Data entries

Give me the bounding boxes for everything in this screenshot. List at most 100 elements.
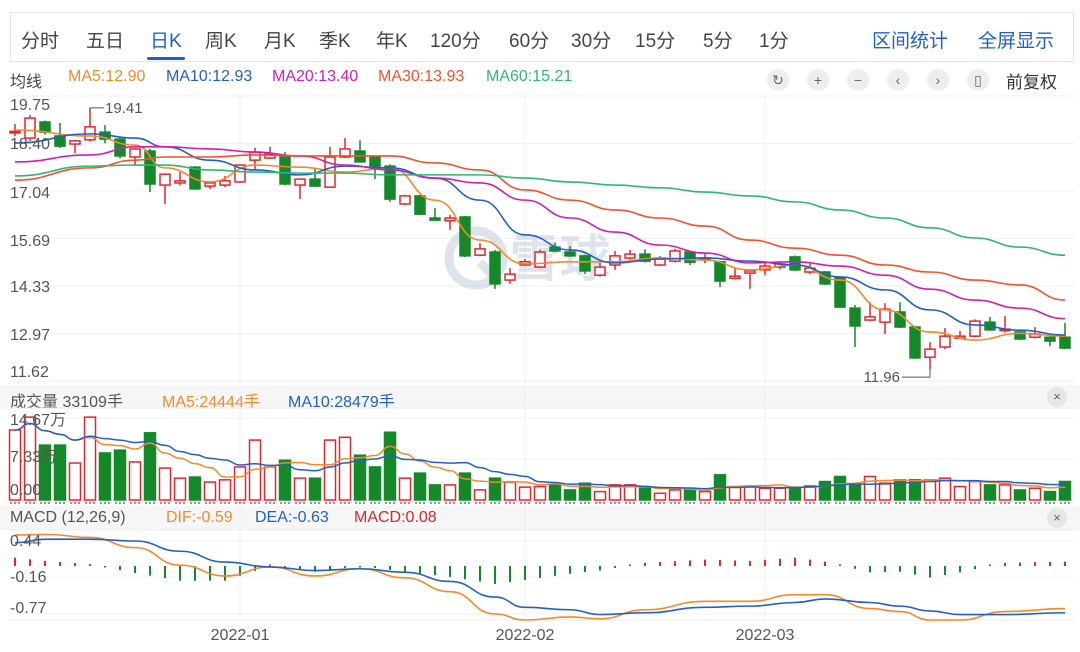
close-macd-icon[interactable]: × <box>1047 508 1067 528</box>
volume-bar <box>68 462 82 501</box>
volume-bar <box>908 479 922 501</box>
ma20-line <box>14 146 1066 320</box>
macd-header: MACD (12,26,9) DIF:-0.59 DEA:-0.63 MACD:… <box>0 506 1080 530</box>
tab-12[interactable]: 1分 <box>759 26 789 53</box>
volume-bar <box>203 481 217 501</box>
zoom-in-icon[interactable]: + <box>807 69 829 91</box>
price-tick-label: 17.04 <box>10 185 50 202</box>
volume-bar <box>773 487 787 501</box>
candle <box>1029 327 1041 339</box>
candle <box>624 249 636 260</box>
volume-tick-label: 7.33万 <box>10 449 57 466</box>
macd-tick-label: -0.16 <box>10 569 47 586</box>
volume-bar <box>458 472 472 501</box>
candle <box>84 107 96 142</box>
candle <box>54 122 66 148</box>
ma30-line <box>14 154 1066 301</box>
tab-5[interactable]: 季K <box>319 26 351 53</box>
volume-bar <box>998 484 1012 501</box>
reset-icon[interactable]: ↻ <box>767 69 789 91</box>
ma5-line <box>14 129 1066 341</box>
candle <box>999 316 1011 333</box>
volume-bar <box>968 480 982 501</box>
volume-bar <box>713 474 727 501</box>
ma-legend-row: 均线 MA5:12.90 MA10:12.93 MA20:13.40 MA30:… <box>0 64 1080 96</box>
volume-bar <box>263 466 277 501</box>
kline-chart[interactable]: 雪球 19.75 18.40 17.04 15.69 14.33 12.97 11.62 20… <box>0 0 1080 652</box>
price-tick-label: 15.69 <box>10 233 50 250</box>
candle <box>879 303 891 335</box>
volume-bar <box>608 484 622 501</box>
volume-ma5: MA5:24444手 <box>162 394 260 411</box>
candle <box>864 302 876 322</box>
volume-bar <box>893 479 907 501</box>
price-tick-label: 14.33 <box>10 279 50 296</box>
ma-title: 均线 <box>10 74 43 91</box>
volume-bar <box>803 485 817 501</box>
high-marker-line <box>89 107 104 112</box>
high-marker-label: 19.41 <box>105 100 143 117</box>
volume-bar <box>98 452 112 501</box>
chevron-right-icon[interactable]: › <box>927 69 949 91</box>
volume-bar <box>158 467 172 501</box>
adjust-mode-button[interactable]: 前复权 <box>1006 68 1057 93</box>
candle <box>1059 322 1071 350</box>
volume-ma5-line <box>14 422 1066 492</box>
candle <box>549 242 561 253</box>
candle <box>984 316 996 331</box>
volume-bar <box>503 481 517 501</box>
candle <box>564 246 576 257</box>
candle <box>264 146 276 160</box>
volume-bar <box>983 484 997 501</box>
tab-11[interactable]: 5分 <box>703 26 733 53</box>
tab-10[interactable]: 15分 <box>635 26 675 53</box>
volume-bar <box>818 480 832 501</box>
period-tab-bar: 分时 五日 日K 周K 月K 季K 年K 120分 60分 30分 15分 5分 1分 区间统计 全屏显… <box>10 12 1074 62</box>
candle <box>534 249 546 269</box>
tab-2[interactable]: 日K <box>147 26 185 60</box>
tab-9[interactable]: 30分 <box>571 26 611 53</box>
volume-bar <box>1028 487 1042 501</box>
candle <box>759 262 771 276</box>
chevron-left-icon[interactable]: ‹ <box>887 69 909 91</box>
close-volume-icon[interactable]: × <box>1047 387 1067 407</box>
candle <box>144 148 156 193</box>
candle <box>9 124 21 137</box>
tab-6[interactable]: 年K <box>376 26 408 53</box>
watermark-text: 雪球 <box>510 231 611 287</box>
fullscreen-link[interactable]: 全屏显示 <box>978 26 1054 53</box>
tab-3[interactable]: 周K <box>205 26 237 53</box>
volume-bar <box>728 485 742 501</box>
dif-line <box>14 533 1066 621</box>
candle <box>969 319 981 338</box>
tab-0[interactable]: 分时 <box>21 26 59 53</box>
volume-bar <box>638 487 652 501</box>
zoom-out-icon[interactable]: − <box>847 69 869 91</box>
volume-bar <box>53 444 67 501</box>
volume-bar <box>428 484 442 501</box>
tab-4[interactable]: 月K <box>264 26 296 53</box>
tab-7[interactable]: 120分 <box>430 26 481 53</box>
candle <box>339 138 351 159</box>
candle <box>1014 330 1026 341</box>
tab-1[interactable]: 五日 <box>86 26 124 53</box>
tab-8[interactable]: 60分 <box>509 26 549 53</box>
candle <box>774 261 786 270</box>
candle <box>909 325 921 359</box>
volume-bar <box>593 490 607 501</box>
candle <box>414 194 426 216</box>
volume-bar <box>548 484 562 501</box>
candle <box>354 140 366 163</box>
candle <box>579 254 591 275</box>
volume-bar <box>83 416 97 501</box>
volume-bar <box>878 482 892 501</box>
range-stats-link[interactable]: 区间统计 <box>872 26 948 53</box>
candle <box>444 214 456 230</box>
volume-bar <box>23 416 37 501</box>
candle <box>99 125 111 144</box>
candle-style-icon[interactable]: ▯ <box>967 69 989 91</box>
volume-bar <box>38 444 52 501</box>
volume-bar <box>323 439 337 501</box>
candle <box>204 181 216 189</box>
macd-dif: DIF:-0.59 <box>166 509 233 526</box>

[Aim of the exercise] From the material above, keep only the lines that contain the string "price", and copy each one in full.

[Task answer]
price-tick-label: 17.04 <box>10 185 50 202</box>
price-tick-label: 15.69 <box>10 233 50 250</box>
price-tick-label: 14.33 <box>10 279 50 296</box>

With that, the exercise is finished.